##### THE RECORDS
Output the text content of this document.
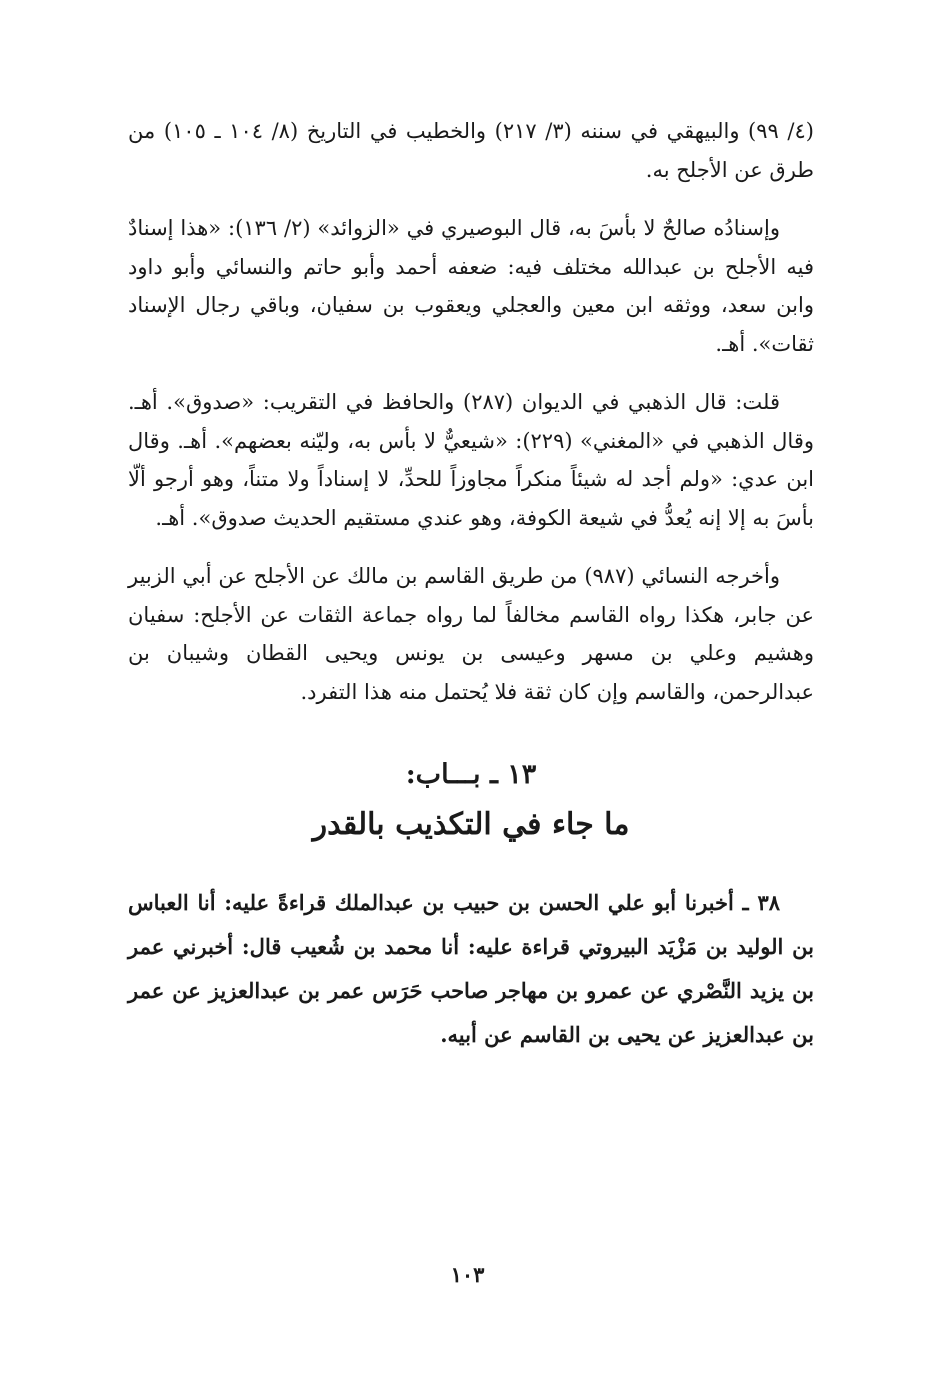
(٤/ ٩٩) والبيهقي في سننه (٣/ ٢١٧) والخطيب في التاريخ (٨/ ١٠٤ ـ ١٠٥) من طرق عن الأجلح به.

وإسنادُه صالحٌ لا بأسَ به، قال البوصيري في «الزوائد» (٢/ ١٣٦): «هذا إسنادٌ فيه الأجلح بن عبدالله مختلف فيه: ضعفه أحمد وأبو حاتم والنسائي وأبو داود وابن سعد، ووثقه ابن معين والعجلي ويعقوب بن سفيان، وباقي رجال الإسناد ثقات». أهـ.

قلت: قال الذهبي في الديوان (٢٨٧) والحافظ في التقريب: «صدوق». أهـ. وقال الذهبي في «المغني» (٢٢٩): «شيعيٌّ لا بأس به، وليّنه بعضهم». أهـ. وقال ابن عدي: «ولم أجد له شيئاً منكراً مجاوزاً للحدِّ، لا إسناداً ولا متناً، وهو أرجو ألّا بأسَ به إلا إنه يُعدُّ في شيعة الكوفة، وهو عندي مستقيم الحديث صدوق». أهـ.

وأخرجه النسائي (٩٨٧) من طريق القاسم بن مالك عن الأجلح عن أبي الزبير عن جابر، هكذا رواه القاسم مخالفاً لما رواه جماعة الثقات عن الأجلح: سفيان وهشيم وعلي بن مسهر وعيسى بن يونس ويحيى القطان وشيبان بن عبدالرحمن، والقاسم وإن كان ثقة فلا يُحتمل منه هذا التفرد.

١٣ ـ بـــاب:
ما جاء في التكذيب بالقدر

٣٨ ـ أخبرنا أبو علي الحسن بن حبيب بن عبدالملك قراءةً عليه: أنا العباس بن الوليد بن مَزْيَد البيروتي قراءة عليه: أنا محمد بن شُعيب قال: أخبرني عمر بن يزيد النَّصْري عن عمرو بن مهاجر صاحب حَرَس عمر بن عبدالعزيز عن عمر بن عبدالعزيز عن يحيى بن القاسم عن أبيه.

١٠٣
##########
### EXERCISE DIRECTIONS
Without the pictures, restate each entry exactly.

### RESPONSE FOR THIS EXERCISE
Output the text content of this document.
(٤/ ٩٩) والبيهقي في سننه (٣/ ٢١٧) والخطيب في التاريخ (٨/ ١٠٤ ـ ١٠٥) من طرق عن الأجلح به.

وإسنادُه صالحٌ لا بأسَ به، قال البوصيري في «الزوائد» (٢/ ١٣٦): «هذا إسنادٌ فيه الأجلح بن عبدالله مختلف فيه: ضعفه أحمد وأبو حاتم والنسائي وأبو داود وابن سعد، ووثقه ابن معين والعجلي ويعقوب بن سفيان، وباقي رجال الإسناد ثقات». أهـ.

قلت: قال الذهبي في الديوان (٢٨٧) والحافظ في التقريب: «صدوق». أهـ. وقال الذهبي في «المغني» (٢٢٩): «شيعيٌّ لا بأس به، وليّنه بعضهم». أهـ. وقال ابن عدي: «ولم أجد له شيئاً منكراً مجاوزاً للحدِّ، لا إسناداً ولا متناً، وهو أرجو ألّا بأسَ به إلا إنه يُعدُّ في شيعة الكوفة، وهو عندي مستقيم الحديث صدوق». أهـ.

وأخرجه النسائي (٩٨٧) من طريق القاسم بن مالك عن الأجلح عن أبي الزبير عن جابر، هكذا رواه القاسم مخالفاً لما رواه جماعة الثقات عن الأجلح: سفيان وهشيم وعلي بن مسهر وعيسى بن يونس ويحيى القطان وشيبان بن عبدالرحمن، والقاسم وإن كان ثقة فلا يُحتمل منه هذا التفرد.

١٣ ـ بـــاب:
ما جاء في التكذيب بالقدر

٣٨ ـ أخبرنا أبو علي الحسن بن حبيب بن عبدالملك قراءةً عليه: أنا العباس بن الوليد بن مَزْيَد البيروتي قراءة عليه: أنا محمد بن شُعيب قال: أخبرني عمر بن يزيد النَّصْري عن عمرو بن مهاجر صاحب حَرَس عمر بن عبدالعزيز عن عمر بن عبدالعزيز عن يحيى بن القاسم عن أبيه.

١٠٣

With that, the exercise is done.